## Dataset excerpts
** START **

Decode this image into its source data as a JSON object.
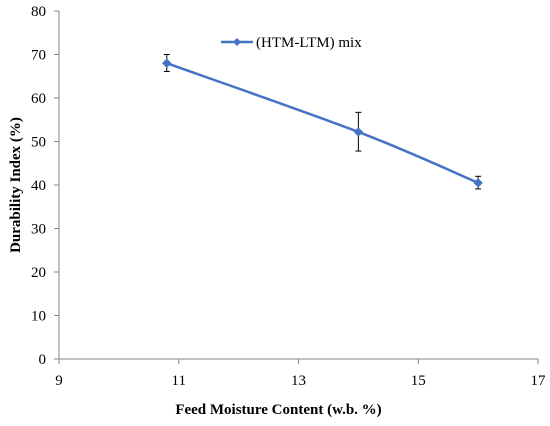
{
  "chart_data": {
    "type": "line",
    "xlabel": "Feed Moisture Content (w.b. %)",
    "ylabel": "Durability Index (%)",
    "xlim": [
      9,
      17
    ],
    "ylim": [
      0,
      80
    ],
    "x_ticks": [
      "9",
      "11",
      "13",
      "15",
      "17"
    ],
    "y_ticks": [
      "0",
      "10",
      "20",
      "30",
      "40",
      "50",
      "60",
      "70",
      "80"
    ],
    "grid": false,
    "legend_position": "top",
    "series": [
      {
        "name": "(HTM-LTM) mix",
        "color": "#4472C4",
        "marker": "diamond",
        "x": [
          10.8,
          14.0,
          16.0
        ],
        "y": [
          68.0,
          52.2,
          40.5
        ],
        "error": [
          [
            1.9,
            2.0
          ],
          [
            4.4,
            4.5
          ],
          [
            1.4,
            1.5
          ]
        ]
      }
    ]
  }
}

** END **
** START **

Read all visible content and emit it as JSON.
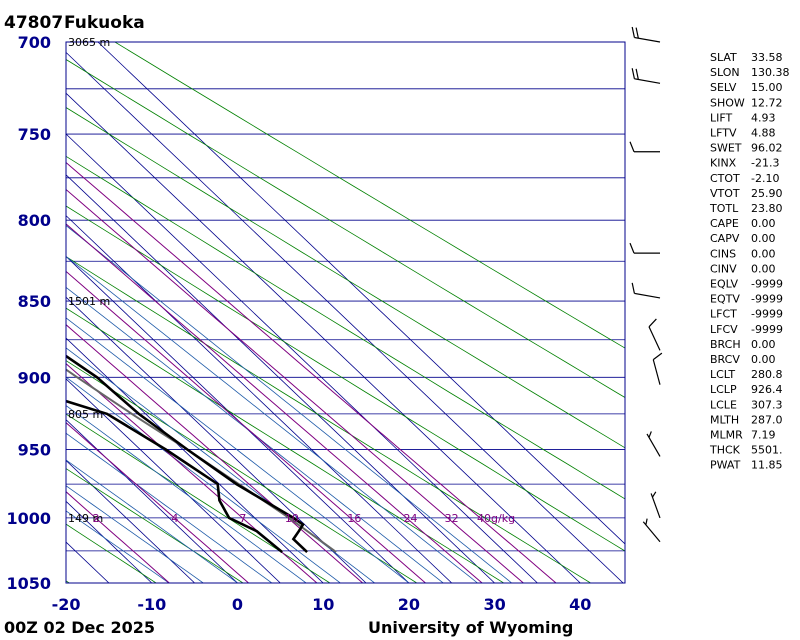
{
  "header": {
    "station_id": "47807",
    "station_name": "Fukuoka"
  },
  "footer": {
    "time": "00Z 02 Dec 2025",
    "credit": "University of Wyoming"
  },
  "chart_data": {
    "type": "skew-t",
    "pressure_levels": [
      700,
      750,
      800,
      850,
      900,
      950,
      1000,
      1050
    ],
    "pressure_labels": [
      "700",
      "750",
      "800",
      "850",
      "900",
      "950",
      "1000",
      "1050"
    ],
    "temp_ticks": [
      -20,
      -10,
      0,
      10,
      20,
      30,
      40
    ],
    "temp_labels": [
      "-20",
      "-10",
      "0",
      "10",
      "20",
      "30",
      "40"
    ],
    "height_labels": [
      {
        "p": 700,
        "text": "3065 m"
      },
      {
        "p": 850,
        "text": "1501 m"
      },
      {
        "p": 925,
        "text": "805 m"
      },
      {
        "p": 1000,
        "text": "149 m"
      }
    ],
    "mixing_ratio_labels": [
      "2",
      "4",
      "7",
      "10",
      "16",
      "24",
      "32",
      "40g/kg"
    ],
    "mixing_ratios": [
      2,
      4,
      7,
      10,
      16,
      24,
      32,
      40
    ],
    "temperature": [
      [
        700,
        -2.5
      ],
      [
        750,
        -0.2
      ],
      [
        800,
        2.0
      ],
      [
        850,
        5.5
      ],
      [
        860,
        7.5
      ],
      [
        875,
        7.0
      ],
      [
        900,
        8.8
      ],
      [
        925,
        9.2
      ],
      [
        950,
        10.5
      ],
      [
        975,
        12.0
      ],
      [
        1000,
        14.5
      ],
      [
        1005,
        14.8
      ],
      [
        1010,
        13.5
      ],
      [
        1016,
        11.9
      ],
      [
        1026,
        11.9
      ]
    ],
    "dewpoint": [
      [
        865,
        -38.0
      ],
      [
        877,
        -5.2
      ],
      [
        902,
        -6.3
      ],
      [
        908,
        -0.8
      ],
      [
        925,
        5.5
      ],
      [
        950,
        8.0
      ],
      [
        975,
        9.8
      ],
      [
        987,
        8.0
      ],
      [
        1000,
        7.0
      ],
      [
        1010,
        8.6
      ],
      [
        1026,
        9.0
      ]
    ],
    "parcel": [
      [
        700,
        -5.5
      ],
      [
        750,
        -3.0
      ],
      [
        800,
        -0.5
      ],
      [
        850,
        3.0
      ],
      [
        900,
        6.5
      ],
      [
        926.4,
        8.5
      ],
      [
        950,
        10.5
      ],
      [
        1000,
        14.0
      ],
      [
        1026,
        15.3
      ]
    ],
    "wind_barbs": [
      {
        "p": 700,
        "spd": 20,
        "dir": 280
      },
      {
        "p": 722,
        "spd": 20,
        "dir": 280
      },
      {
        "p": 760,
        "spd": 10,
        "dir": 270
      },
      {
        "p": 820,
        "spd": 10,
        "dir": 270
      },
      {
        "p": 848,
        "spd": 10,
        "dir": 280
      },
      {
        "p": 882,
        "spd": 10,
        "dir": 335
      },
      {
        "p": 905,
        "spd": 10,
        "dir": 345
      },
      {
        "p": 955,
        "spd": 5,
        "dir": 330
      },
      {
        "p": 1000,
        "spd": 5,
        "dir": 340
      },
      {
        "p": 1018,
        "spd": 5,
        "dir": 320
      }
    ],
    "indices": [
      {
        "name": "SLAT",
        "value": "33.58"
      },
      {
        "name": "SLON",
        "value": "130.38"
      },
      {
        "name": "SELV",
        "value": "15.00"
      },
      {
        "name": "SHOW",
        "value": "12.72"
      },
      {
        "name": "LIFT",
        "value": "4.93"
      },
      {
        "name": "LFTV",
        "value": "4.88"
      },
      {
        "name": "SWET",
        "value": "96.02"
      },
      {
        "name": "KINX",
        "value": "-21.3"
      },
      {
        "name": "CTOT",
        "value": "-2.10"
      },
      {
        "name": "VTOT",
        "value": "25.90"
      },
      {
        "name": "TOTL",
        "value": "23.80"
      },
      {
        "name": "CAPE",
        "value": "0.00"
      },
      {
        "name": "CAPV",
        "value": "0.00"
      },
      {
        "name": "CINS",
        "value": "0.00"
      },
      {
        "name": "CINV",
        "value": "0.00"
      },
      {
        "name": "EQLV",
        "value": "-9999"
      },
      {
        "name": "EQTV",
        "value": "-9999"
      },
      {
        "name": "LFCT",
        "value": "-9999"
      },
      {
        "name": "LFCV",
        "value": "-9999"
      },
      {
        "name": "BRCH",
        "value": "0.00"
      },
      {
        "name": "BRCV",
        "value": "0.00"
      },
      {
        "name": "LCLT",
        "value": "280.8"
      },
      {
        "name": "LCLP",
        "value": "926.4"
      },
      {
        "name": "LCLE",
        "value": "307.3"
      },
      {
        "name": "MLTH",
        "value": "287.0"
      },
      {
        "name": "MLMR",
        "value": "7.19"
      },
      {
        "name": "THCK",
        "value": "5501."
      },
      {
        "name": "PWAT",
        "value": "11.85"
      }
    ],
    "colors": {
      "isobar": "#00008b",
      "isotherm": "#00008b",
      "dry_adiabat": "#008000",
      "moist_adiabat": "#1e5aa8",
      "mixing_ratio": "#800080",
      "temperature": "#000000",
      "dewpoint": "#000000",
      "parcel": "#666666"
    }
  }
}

** END **
** START **

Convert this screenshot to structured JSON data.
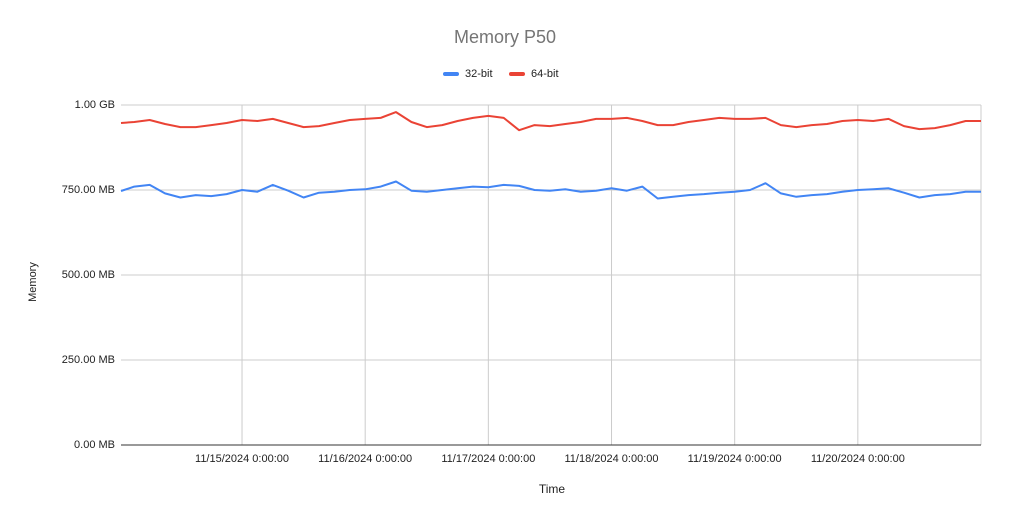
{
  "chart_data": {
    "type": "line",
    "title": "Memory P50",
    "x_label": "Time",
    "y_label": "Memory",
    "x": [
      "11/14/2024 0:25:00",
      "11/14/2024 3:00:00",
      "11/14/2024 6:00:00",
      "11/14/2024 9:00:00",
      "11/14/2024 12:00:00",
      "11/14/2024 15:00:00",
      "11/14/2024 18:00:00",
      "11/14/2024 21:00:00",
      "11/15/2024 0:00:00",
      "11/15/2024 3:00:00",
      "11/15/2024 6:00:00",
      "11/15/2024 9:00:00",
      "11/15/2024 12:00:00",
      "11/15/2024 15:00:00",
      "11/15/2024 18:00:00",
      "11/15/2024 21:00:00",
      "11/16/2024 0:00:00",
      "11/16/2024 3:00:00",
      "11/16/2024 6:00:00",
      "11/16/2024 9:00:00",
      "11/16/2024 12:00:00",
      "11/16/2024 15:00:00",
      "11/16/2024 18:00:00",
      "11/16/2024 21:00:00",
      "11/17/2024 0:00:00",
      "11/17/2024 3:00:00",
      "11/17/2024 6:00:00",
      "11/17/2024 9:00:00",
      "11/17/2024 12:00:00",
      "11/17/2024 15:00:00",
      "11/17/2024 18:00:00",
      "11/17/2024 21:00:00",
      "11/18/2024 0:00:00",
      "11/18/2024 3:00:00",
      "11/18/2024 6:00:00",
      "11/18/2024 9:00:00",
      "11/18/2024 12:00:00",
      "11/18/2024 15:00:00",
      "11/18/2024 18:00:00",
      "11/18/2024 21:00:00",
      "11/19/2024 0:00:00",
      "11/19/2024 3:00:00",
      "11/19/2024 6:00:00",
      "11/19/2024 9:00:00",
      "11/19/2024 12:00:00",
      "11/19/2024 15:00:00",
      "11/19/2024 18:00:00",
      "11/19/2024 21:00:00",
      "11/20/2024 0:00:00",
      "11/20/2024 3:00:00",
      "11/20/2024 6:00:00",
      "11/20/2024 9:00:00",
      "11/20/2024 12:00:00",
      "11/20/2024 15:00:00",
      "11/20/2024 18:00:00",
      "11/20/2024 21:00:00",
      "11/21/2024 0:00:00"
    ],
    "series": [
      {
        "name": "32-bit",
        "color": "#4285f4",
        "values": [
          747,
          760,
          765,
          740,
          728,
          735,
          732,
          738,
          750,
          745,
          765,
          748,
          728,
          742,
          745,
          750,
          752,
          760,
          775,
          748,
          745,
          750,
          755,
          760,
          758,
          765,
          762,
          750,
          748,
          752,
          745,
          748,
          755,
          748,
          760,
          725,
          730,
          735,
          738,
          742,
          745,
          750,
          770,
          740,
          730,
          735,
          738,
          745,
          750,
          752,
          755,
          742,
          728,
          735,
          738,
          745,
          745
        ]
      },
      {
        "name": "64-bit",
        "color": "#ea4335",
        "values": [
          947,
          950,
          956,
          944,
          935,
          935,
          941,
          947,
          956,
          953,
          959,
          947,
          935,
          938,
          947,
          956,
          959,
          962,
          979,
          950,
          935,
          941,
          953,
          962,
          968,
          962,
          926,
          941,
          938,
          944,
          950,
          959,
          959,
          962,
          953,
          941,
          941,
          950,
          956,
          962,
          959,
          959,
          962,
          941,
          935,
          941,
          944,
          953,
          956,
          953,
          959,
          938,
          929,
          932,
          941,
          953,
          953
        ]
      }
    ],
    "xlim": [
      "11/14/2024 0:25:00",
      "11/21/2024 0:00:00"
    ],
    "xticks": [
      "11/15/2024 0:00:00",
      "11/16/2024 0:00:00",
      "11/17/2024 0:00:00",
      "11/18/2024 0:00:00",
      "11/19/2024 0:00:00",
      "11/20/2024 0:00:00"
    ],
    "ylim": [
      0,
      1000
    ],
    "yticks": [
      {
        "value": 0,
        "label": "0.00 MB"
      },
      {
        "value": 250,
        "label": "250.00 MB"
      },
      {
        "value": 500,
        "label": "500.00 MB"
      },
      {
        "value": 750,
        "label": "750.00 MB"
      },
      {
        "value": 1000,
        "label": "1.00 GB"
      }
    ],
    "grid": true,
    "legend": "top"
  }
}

** END **

Each line that has the word "this" should be copied.

Decode this image into its source data as a JSON object.
Convert this screenshot to structured JSON data.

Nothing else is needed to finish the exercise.